» **What the exercise asks**:
Your task is to repeat the entries underneath exactly, minus the pictures.

» **Records to use**:
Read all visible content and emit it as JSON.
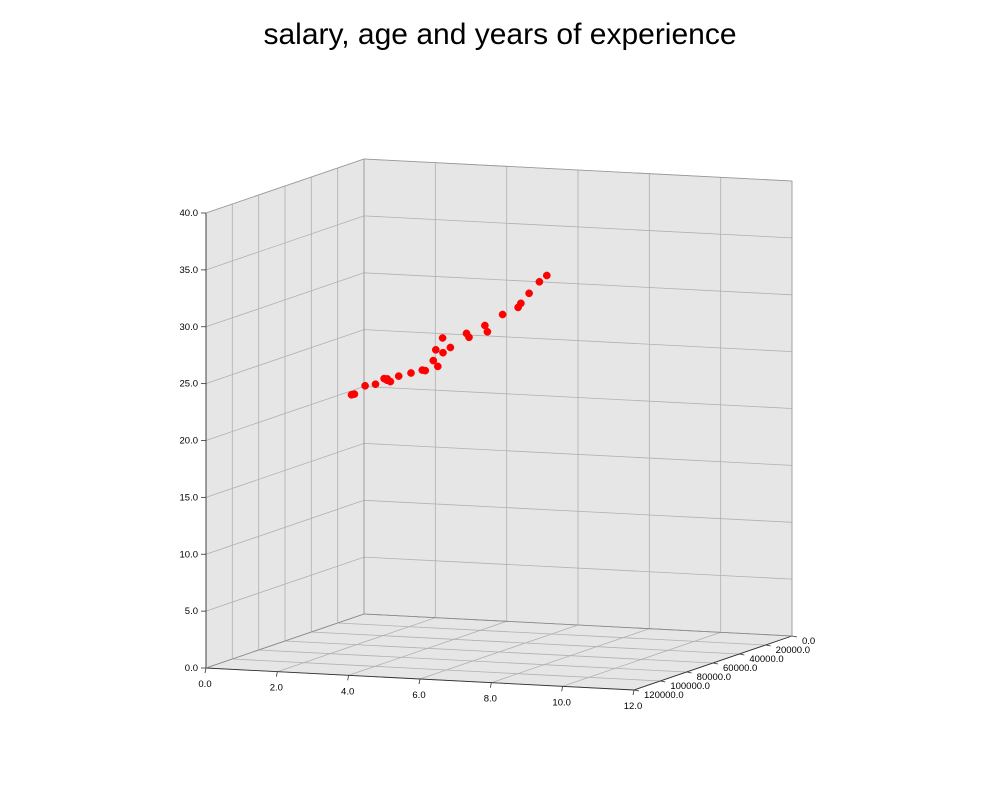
{
  "chart_data": {
    "type": "scatter",
    "projection": "3d",
    "title": "salary, age and years of experience",
    "xlabel": "",
    "ylabel": "",
    "zlabel": "",
    "xlim": [
      0,
      12
    ],
    "ylim": [
      0,
      120000
    ],
    "zlim": [
      0,
      40
    ],
    "x_ticks": [
      "0.0",
      "2.0",
      "4.0",
      "6.0",
      "8.0",
      "10.0",
      "12.0"
    ],
    "y_ticks": [
      "0.0",
      "20000.0",
      "40000.0",
      "60000.0",
      "80000.0",
      "100000.0",
      "120000.0"
    ],
    "z_ticks": [
      "0.0",
      "5.0",
      "10.0",
      "15.0",
      "20.0",
      "25.0",
      "30.0",
      "35.0",
      "40.0"
    ],
    "grid": true,
    "pane_color": "#e6e6e6",
    "marker_color": "#ff0000",
    "points": [
      {
        "years": 1.1,
        "salary": 39300,
        "age": 21.0
      },
      {
        "years": 1.2,
        "salary": 39800,
        "age": 21.1
      },
      {
        "years": 1.6,
        "salary": 42500,
        "age": 22.0
      },
      {
        "years": 1.9,
        "salary": 42700,
        "age": 22.2
      },
      {
        "years": 2.2,
        "salary": 44300,
        "age": 22.8
      },
      {
        "years": 2.3,
        "salary": 44600,
        "age": 22.8
      },
      {
        "years": 2.3,
        "salary": 44800,
        "age": 22.7
      },
      {
        "years": 2.4,
        "salary": 45000,
        "age": 22.6
      },
      {
        "years": 2.7,
        "salary": 46800,
        "age": 23.2
      },
      {
        "years": 3.1,
        "salary": 48300,
        "age": 23.6
      },
      {
        "years": 3.5,
        "salary": 50500,
        "age": 24.0
      },
      {
        "years": 3.6,
        "salary": 51000,
        "age": 24.0
      },
      {
        "years": 3.9,
        "salary": 53000,
        "age": 25.0
      },
      {
        "years": 4.0,
        "salary": 53800,
        "age": 26.0
      },
      {
        "years": 4.1,
        "salary": 55000,
        "age": 24.6
      },
      {
        "years": 4.3,
        "salary": 56500,
        "age": 25.9
      },
      {
        "years": 4.3,
        "salary": 56800,
        "age": 27.2
      },
      {
        "years": 4.6,
        "salary": 59000,
        "age": 26.5
      },
      {
        "years": 5.2,
        "salary": 63000,
        "age": 28.0
      },
      {
        "years": 5.3,
        "salary": 63800,
        "age": 27.7
      },
      {
        "years": 5.9,
        "salary": 68000,
        "age": 29.0
      },
      {
        "years": 6.0,
        "salary": 68800,
        "age": 28.5
      },
      {
        "years": 6.6,
        "salary": 73500,
        "age": 30.3
      },
      {
        "years": 7.2,
        "salary": 78000,
        "age": 31.2
      },
      {
        "years": 7.3,
        "salary": 78600,
        "age": 31.6
      },
      {
        "years": 7.6,
        "salary": 80500,
        "age": 32.6
      },
      {
        "years": 8.0,
        "salary": 83500,
        "age": 33.8
      },
      {
        "years": 8.3,
        "salary": 86000,
        "age": 34.5
      }
    ]
  }
}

» **Output of the exercise**:
Read all visible content and emit it as JSON.
{
  "chart_data": {
    "type": "scatter",
    "projection": "3d",
    "title": "salary, age and years of experience",
    "xlabel": "",
    "ylabel": "",
    "zlabel": "",
    "xlim": [
      0,
      12
    ],
    "ylim": [
      0,
      120000
    ],
    "zlim": [
      0,
      40
    ],
    "x_ticks": [
      "0.0",
      "2.0",
      "4.0",
      "6.0",
      "8.0",
      "10.0",
      "12.0"
    ],
    "y_ticks": [
      "0.0",
      "20000.0",
      "40000.0",
      "60000.0",
      "80000.0",
      "100000.0",
      "120000.0"
    ],
    "z_ticks": [
      "0.0",
      "5.0",
      "10.0",
      "15.0",
      "20.0",
      "25.0",
      "30.0",
      "35.0",
      "40.0"
    ],
    "grid": true,
    "pane_color": "#e6e6e6",
    "marker_color": "#ff0000",
    "points": [
      {
        "years": 1.1,
        "salary": 39300,
        "age": 21.0
      },
      {
        "years": 1.2,
        "salary": 39800,
        "age": 21.1
      },
      {
        "years": 1.6,
        "salary": 42500,
        "age": 22.0
      },
      {
        "years": 1.9,
        "salary": 42700,
        "age": 22.2
      },
      {
        "years": 2.2,
        "salary": 44300,
        "age": 22.8
      },
      {
        "years": 2.3,
        "salary": 44600,
        "age": 22.8
      },
      {
        "years": 2.3,
        "salary": 44800,
        "age": 22.7
      },
      {
        "years": 2.4,
        "salary": 45000,
        "age": 22.6
      },
      {
        "years": 2.7,
        "salary": 46800,
        "age": 23.2
      },
      {
        "years": 3.1,
        "salary": 48300,
        "age": 23.6
      },
      {
        "years": 3.5,
        "salary": 50500,
        "age": 24.0
      },
      {
        "years": 3.6,
        "salary": 51000,
        "age": 24.0
      },
      {
        "years": 3.9,
        "salary": 53000,
        "age": 25.0
      },
      {
        "years": 4.0,
        "salary": 53800,
        "age": 26.0
      },
      {
        "years": 4.1,
        "salary": 55000,
        "age": 24.6
      },
      {
        "years": 4.3,
        "salary": 56500,
        "age": 25.9
      },
      {
        "years": 4.3,
        "salary": 56800,
        "age": 27.2
      },
      {
        "years": 4.6,
        "salary": 59000,
        "age": 26.5
      },
      {
        "years": 5.2,
        "salary": 63000,
        "age": 28.0
      },
      {
        "years": 5.3,
        "salary": 63800,
        "age": 27.7
      },
      {
        "years": 5.9,
        "salary": 68000,
        "age": 29.0
      },
      {
        "years": 6.0,
        "salary": 68800,
        "age": 28.5
      },
      {
        "years": 6.6,
        "salary": 73500,
        "age": 30.3
      },
      {
        "years": 7.2,
        "salary": 78000,
        "age": 31.2
      },
      {
        "years": 7.3,
        "salary": 78600,
        "age": 31.6
      },
      {
        "years": 7.6,
        "salary": 80500,
        "age": 32.6
      },
      {
        "years": 8.0,
        "salary": 83500,
        "age": 33.8
      },
      {
        "years": 8.3,
        "salary": 86000,
        "age": 34.5
      }
    ]
  }
}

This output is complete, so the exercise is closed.